**Exercise**
Retype all of the data exactly as given.

Figure record listings

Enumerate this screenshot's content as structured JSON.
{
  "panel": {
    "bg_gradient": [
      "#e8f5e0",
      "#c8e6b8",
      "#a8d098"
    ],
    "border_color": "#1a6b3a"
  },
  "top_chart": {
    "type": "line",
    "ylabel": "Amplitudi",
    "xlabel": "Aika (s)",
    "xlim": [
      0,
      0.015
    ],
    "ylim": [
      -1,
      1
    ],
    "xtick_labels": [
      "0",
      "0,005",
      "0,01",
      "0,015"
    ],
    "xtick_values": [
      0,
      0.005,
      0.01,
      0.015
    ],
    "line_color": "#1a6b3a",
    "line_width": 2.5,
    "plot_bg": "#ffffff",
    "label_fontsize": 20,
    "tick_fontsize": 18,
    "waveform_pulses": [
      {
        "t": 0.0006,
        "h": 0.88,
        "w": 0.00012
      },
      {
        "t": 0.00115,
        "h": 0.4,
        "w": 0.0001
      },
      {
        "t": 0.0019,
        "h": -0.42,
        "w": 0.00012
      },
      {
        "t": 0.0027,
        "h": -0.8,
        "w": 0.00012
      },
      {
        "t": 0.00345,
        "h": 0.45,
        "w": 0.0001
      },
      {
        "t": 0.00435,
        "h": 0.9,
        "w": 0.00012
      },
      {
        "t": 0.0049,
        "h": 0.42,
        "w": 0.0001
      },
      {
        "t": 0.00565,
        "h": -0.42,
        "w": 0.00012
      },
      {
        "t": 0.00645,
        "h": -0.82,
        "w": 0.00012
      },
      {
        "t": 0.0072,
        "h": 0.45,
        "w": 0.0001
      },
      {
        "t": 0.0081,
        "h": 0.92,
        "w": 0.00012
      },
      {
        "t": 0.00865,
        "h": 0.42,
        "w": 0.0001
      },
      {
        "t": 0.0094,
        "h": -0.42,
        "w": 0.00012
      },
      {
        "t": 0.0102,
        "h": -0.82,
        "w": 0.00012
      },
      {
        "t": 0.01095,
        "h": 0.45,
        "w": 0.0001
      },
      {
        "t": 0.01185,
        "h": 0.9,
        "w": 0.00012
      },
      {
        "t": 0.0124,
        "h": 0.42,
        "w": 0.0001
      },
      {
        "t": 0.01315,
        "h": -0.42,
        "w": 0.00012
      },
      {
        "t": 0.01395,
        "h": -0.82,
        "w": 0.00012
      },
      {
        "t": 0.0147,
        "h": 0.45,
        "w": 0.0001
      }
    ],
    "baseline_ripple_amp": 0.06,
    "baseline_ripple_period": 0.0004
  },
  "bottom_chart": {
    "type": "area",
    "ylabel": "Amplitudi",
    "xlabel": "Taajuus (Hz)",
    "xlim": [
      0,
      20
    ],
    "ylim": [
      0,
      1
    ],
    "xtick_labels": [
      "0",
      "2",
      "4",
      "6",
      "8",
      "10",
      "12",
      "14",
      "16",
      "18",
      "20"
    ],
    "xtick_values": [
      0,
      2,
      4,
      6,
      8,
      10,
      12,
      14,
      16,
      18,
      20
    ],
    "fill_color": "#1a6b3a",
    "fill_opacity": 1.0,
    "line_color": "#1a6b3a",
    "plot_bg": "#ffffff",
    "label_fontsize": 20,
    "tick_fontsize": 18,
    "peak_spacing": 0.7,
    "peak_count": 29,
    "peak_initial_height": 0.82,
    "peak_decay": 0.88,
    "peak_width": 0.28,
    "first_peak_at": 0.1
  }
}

**Solution for this task**
Enumerate this screenshot's content as structured JSON.
{
  "panel": {
    "bg_gradient": [
      "#e8f5e0",
      "#c8e6b8",
      "#a8d098"
    ],
    "border_color": "#1a6b3a"
  },
  "top_chart": {
    "type": "line",
    "ylabel": "Amplitudi",
    "xlabel": "Aika (s)",
    "xlim": [
      0,
      0.015
    ],
    "ylim": [
      -1,
      1
    ],
    "xtick_labels": [
      "0",
      "0,005",
      "0,01",
      "0,015"
    ],
    "xtick_values": [
      0,
      0.005,
      0.01,
      0.015
    ],
    "line_color": "#1a6b3a",
    "line_width": 2.5,
    "plot_bg": "#ffffff",
    "label_fontsize": 20,
    "tick_fontsize": 18,
    "waveform_pulses": [
      {
        "t": 0.0006,
        "h": 0.88,
        "w": 0.00012
      },
      {
        "t": 0.00115,
        "h": 0.4,
        "w": 0.0001
      },
      {
        "t": 0.0019,
        "h": -0.42,
        "w": 0.00012
      },
      {
        "t": 0.0027,
        "h": -0.8,
        "w": 0.00012
      },
      {
        "t": 0.00345,
        "h": 0.45,
        "w": 0.0001
      },
      {
        "t": 0.00435,
        "h": 0.9,
        "w": 0.00012
      },
      {
        "t": 0.0049,
        "h": 0.42,
        "w": 0.0001
      },
      {
        "t": 0.00565,
        "h": -0.42,
        "w": 0.00012
      },
      {
        "t": 0.00645,
        "h": -0.82,
        "w": 0.00012
      },
      {
        "t": 0.0072,
        "h": 0.45,
        "w": 0.0001
      },
      {
        "t": 0.0081,
        "h": 0.92,
        "w": 0.00012
      },
      {
        "t": 0.00865,
        "h": 0.42,
        "w": 0.0001
      },
      {
        "t": 0.0094,
        "h": -0.42,
        "w": 0.00012
      },
      {
        "t": 0.0102,
        "h": -0.82,
        "w": 0.00012
      },
      {
        "t": 0.01095,
        "h": 0.45,
        "w": 0.0001
      },
      {
        "t": 0.01185,
        "h": 0.9,
        "w": 0.00012
      },
      {
        "t": 0.0124,
        "h": 0.42,
        "w": 0.0001
      },
      {
        "t": 0.01315,
        "h": -0.42,
        "w": 0.00012
      },
      {
        "t": 0.01395,
        "h": -0.82,
        "w": 0.00012
      },
      {
        "t": 0.0147,
        "h": 0.45,
        "w": 0.0001
      }
    ],
    "baseline_ripple_amp": 0.06,
    "baseline_ripple_period": 0.0004
  },
  "bottom_chart": {
    "type": "area",
    "ylabel": "Amplitudi",
    "xlabel": "Taajuus (Hz)",
    "xlim": [
      0,
      20
    ],
    "ylim": [
      0,
      1
    ],
    "xtick_labels": [
      "0",
      "2",
      "4",
      "6",
      "8",
      "10",
      "12",
      "14",
      "16",
      "18",
      "20"
    ],
    "xtick_values": [
      0,
      2,
      4,
      6,
      8,
      10,
      12,
      14,
      16,
      18,
      20
    ],
    "fill_color": "#1a6b3a",
    "fill_opacity": 1.0,
    "line_color": "#1a6b3a",
    "plot_bg": "#ffffff",
    "label_fontsize": 20,
    "tick_fontsize": 18,
    "peak_spacing": 0.7,
    "peak_count": 29,
    "peak_initial_height": 0.82,
    "peak_decay": 0.88,
    "peak_width": 0.28,
    "first_peak_at": 0.1
  }
}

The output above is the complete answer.